- EXERCISE BRIEF -
Lines containing the word "date" need to be counted. Please reply with how many there are, and nothing else.
■ ■ ■
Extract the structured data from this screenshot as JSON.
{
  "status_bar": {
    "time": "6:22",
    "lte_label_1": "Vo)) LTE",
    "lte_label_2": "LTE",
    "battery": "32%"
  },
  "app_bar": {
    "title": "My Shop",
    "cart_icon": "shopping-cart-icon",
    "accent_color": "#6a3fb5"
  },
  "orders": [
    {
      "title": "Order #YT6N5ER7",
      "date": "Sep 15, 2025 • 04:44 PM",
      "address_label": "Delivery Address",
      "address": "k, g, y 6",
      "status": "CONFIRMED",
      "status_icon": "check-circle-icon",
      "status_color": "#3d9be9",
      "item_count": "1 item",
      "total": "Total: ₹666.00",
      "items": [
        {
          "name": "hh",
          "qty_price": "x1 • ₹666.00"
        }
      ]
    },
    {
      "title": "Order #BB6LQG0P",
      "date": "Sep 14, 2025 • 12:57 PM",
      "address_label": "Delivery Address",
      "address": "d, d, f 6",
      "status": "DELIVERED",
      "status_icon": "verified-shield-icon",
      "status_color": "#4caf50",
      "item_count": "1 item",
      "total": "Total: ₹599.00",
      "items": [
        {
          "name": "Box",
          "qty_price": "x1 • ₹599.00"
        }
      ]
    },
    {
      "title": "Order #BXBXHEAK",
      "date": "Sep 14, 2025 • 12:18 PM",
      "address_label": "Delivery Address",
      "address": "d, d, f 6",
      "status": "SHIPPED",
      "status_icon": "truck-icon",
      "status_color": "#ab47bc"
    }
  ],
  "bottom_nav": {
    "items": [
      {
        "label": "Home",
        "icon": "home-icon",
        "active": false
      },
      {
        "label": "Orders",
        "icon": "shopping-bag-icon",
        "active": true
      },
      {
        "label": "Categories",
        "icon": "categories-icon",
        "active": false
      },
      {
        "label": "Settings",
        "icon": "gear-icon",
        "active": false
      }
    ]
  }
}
■ ■ ■
- TASK RESPONSE -
3